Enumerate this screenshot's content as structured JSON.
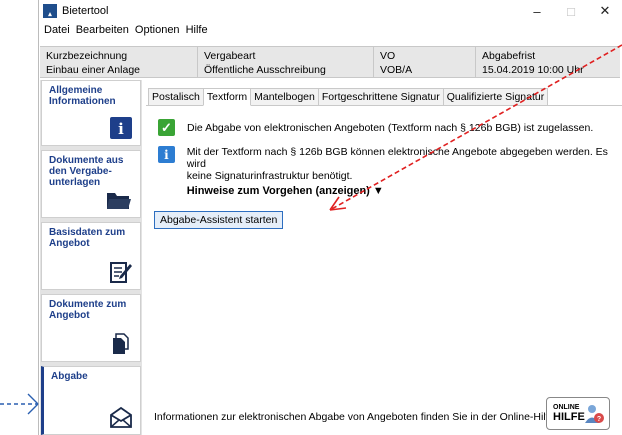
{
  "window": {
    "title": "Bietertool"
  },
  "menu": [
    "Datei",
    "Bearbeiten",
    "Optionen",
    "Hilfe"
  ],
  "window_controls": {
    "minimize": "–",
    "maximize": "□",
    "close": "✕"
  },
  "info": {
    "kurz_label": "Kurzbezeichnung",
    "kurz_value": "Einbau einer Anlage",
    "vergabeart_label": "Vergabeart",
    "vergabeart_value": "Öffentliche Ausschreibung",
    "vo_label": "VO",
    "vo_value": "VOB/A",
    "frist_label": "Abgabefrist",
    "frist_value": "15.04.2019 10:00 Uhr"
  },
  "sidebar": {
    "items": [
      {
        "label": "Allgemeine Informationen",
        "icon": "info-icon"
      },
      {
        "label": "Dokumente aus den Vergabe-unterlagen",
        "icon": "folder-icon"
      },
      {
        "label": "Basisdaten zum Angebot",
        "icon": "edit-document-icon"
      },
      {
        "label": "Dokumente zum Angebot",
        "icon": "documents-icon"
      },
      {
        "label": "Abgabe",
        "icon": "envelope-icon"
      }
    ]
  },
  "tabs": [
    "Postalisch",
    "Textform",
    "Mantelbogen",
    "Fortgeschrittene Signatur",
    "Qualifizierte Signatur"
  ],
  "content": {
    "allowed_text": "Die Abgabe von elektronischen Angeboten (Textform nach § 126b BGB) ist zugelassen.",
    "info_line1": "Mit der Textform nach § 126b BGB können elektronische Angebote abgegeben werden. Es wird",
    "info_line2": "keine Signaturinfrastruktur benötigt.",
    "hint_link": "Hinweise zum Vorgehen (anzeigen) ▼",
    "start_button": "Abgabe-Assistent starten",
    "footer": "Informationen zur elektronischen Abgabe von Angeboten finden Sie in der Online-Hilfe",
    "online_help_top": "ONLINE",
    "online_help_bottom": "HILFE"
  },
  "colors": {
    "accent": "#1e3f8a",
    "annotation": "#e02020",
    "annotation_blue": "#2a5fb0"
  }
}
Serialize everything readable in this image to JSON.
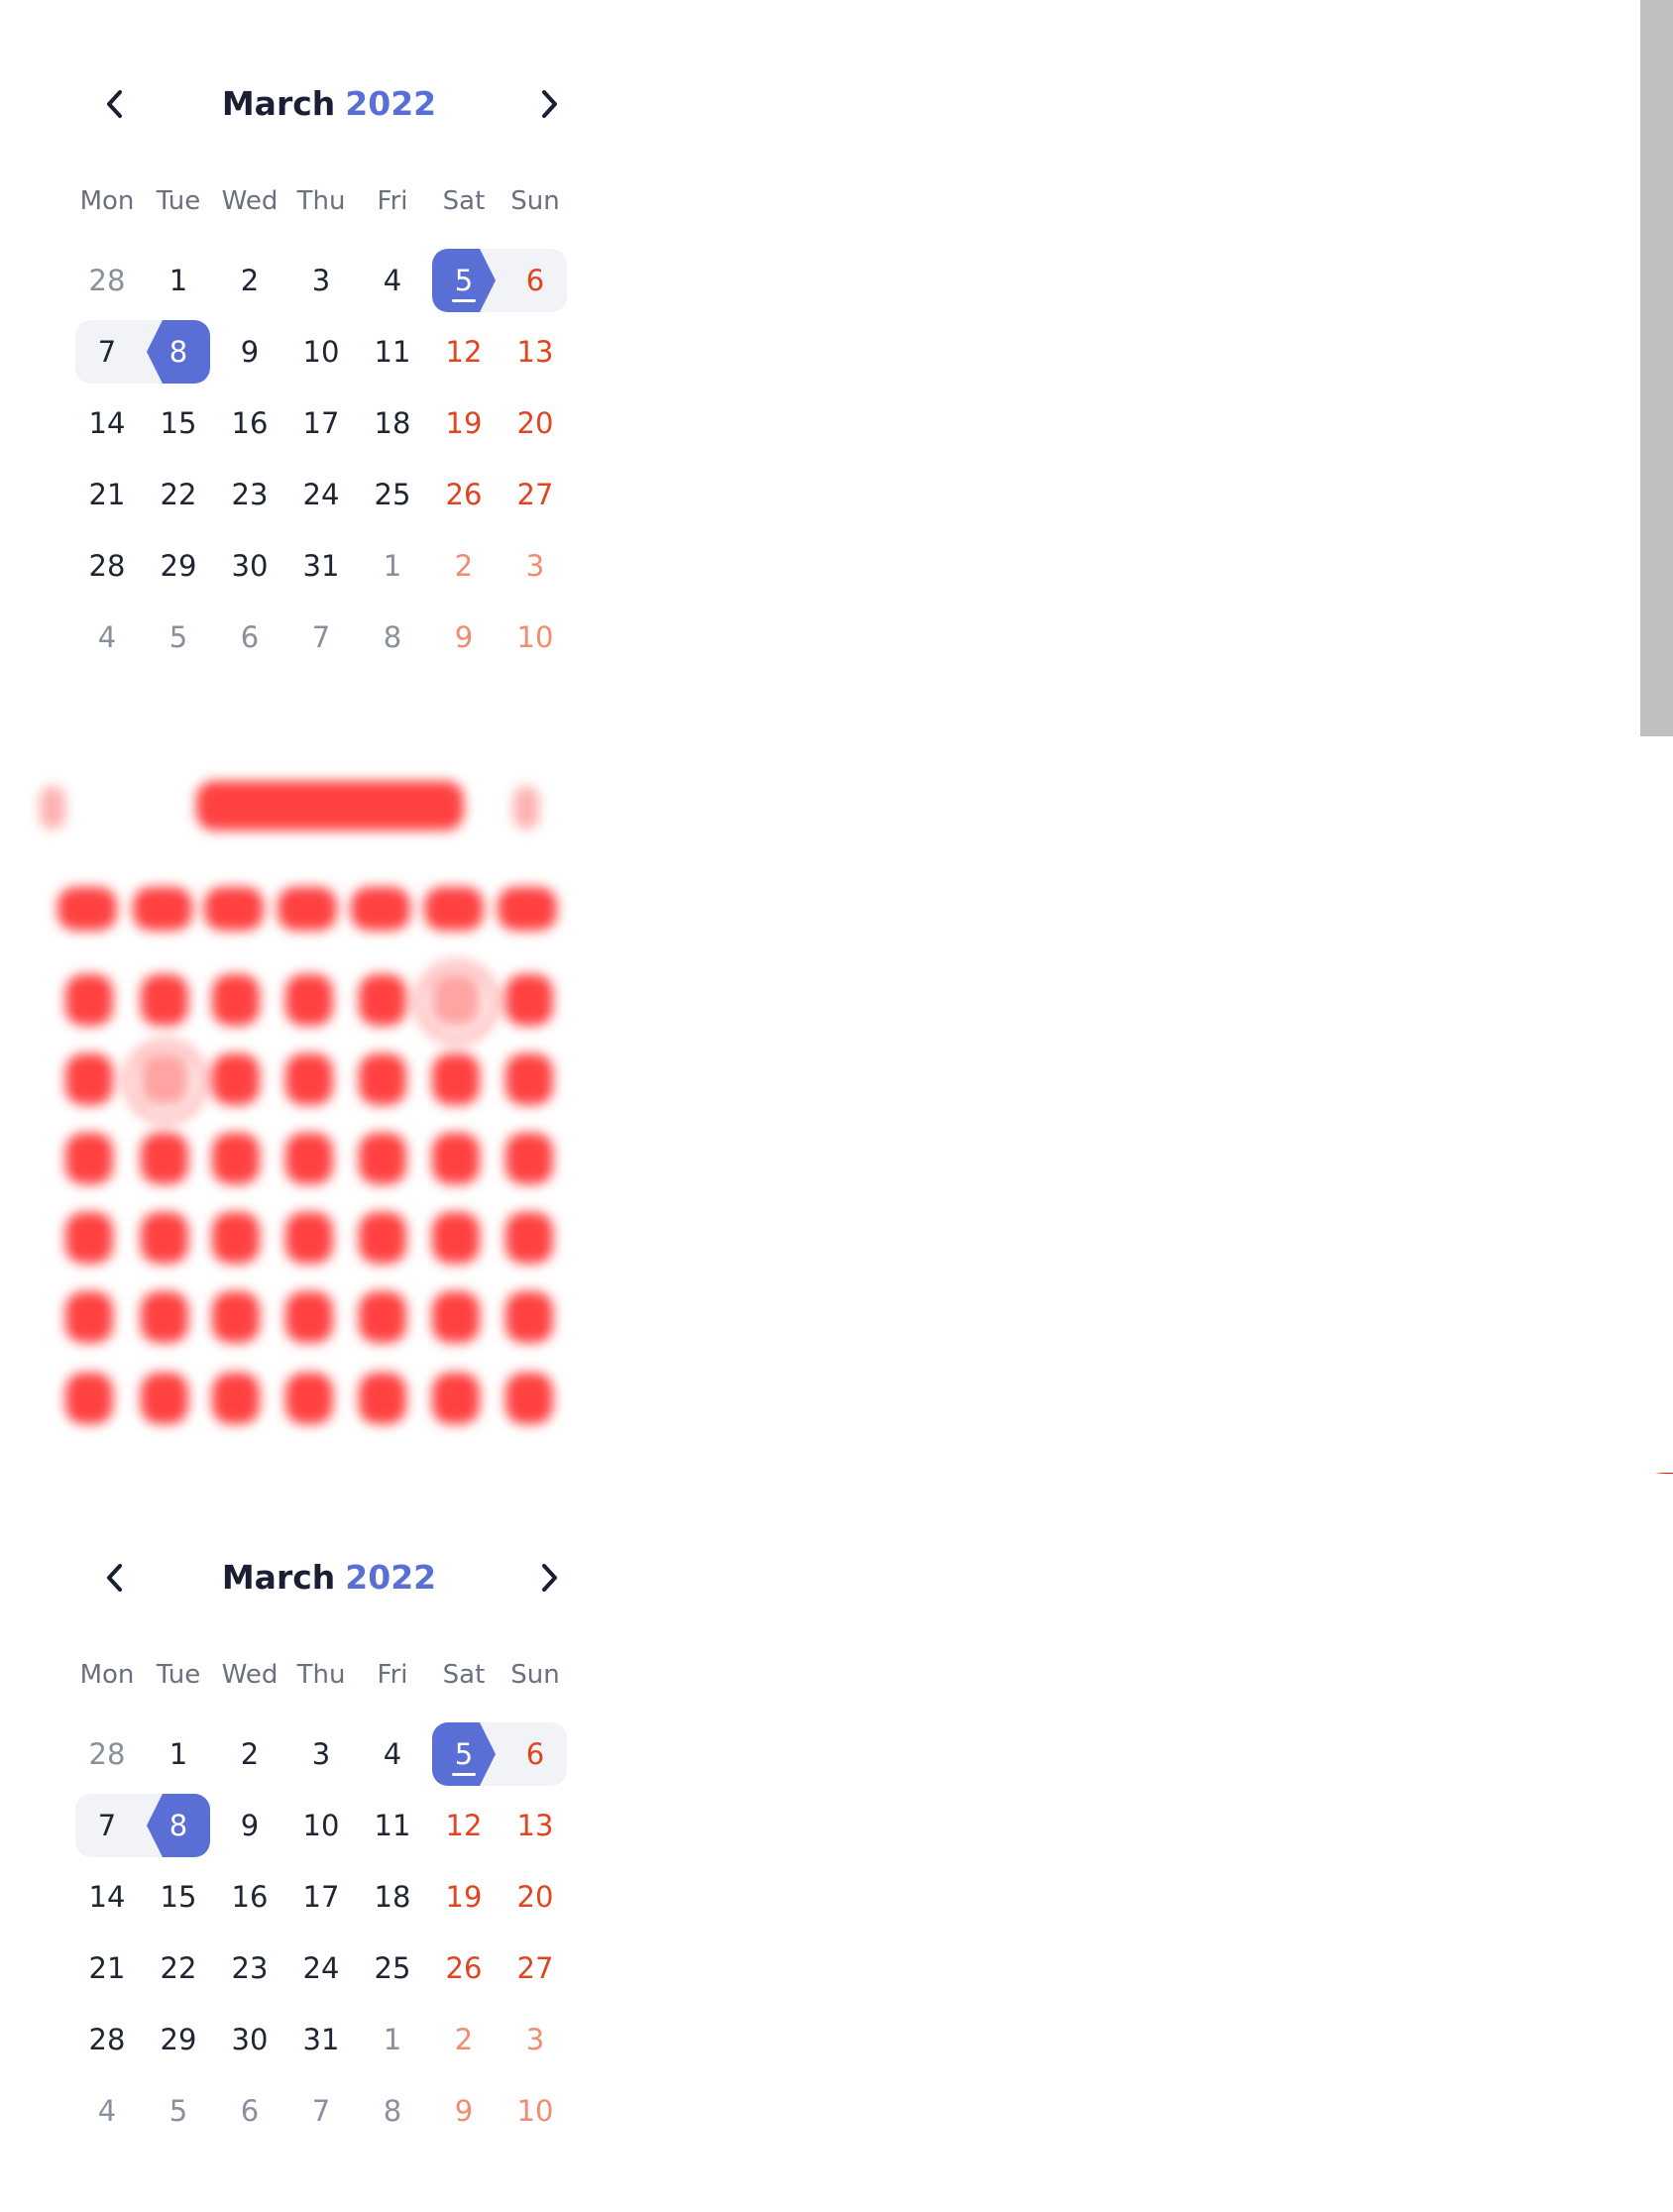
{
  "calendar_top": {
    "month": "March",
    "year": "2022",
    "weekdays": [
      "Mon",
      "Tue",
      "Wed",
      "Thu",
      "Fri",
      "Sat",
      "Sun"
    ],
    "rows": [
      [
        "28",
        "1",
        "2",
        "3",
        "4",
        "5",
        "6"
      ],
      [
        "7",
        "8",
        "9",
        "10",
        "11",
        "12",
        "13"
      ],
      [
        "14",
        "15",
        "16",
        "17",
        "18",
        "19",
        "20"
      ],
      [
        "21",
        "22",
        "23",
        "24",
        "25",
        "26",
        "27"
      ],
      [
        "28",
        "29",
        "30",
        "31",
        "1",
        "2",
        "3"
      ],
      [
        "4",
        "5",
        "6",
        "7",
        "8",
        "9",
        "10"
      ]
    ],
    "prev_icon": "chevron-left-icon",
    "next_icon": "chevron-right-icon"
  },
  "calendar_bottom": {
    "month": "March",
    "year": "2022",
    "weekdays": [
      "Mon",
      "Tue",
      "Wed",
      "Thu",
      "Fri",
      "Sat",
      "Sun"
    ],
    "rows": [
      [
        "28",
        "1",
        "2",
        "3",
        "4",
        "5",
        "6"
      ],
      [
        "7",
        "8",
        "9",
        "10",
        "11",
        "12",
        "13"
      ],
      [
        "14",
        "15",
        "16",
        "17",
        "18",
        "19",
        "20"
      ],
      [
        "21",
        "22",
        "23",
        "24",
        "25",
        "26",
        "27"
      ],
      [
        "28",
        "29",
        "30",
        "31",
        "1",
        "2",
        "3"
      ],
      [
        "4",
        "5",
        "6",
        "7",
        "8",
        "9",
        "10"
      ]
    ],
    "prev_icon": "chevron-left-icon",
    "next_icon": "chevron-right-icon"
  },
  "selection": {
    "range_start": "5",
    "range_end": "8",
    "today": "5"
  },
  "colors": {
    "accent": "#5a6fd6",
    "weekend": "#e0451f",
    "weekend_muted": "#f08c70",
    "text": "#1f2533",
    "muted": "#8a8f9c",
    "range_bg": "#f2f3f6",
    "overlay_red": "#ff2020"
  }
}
━━━
§ Direction:
Word for word, quote the full listing, omitting every picture.

§ The response:
Enumerate this screenshot's content as structured JSON.
{
  "window": {
    "title": "Bietertool"
  },
  "menu": [
    "Datei",
    "Bearbeiten",
    "Optionen",
    "Hilfe"
  ],
  "window_controls": {
    "minimize": "–",
    "maximize": "□",
    "close": "✕"
  },
  "info": {
    "kurz_label": "Kurzbezeichnung",
    "kurz_value": "Einbau einer Anlage",
    "vergabeart_label": "Vergabeart",
    "vergabeart_value": "Öffentliche Ausschreibung",
    "vo_label": "VO",
    "vo_value": "VOB/A",
    "frist_label": "Abgabefrist",
    "frist_value": "15.04.2019 10:00 Uhr"
  },
  "sidebar": {
    "items": [
      {
        "label": "Allgemeine Informationen",
        "icon": "info-icon"
      },
      {
        "label": "Dokumente aus den Vergabe-unterlagen",
        "icon": "folder-icon"
      },
      {
        "label": "Basisdaten zum Angebot",
        "icon": "edit-document-icon"
      },
      {
        "label": "Dokumente zum Angebot",
        "icon": "documents-icon"
      },
      {
        "label": "Abgabe",
        "icon": "envelope-icon"
      }
    ]
  },
  "tabs": [
    "Postalisch",
    "Textform",
    "Mantelbogen",
    "Fortgeschrittene Signatur",
    "Qualifizierte Signatur"
  ],
  "content": {
    "allowed_text": "Die Abgabe von elektronischen Angeboten (Textform nach § 126b BGB) ist zugelassen.",
    "info_line1": "Mit der Textform nach § 126b BGB können elektronische Angebote abgegeben werden. Es wird",
    "info_line2": "keine Signaturinfrastruktur benötigt.",
    "hint_link": "Hinweise zum Vorgehen (anzeigen) ▼",
    "start_button": "Abgabe-Assistent starten",
    "footer": "Informationen zur elektronischen Abgabe von Angeboten finden Sie in der Online-Hilfe",
    "online_help_top": "ONLINE",
    "online_help_bottom": "HILFE"
  },
  "colors": {
    "accent": "#1e3f8a",
    "annotation": "#e02020",
    "annotation_blue": "#2a5fb0"
  }
}
Serialize everything readable in this image to JSON.
{
  "calendar_top": {
    "month": "March",
    "year": "2022",
    "weekdays": [
      "Mon",
      "Tue",
      "Wed",
      "Thu",
      "Fri",
      "Sat",
      "Sun"
    ],
    "rows": [
      [
        "28",
        "1",
        "2",
        "3",
        "4",
        "5",
        "6"
      ],
      [
        "7",
        "8",
        "9",
        "10",
        "11",
        "12",
        "13"
      ],
      [
        "14",
        "15",
        "16",
        "17",
        "18",
        "19",
        "20"
      ],
      [
        "21",
        "22",
        "23",
        "24",
        "25",
        "26",
        "27"
      ],
      [
        "28",
        "29",
        "30",
        "31",
        "1",
        "2",
        "3"
      ],
      [
        "4",
        "5",
        "6",
        "7",
        "8",
        "9",
        "10"
      ]
    ],
    "prev_icon": "chevron-left-icon",
    "next_icon": "chevron-right-icon"
  },
  "calendar_bottom": {
    "month": "March",
    "year": "2022",
    "weekdays": [
      "Mon",
      "Tue",
      "Wed",
      "Thu",
      "Fri",
      "Sat",
      "Sun"
    ],
    "rows": [
      [
        "28",
        "1",
        "2",
        "3",
        "4",
        "5",
        "6"
      ],
      [
        "7",
        "8",
        "9",
        "10",
        "11",
        "12",
        "13"
      ],
      [
        "14",
        "15",
        "16",
        "17",
        "18",
        "19",
        "20"
      ],
      [
        "21",
        "22",
        "23",
        "24",
        "25",
        "26",
        "27"
      ],
      [
        "28",
        "29",
        "30",
        "31",
        "1",
        "2",
        "3"
      ],
      [
        "4",
        "5",
        "6",
        "7",
        "8",
        "9",
        "10"
      ]
    ],
    "prev_icon": "chevron-left-icon",
    "next_icon": "chevron-right-icon"
  },
  "selection": {
    "range_start": "5",
    "range_end": "8",
    "today": "5"
  },
  "colors": {
    "accent": "#5a6fd6",
    "weekend": "#e0451f",
    "weekend_muted": "#f08c70",
    "text": "#1f2533",
    "muted": "#8a8f9c",
    "range_bg": "#f2f3f6",
    "overlay_red": "#ff2020"
  }
}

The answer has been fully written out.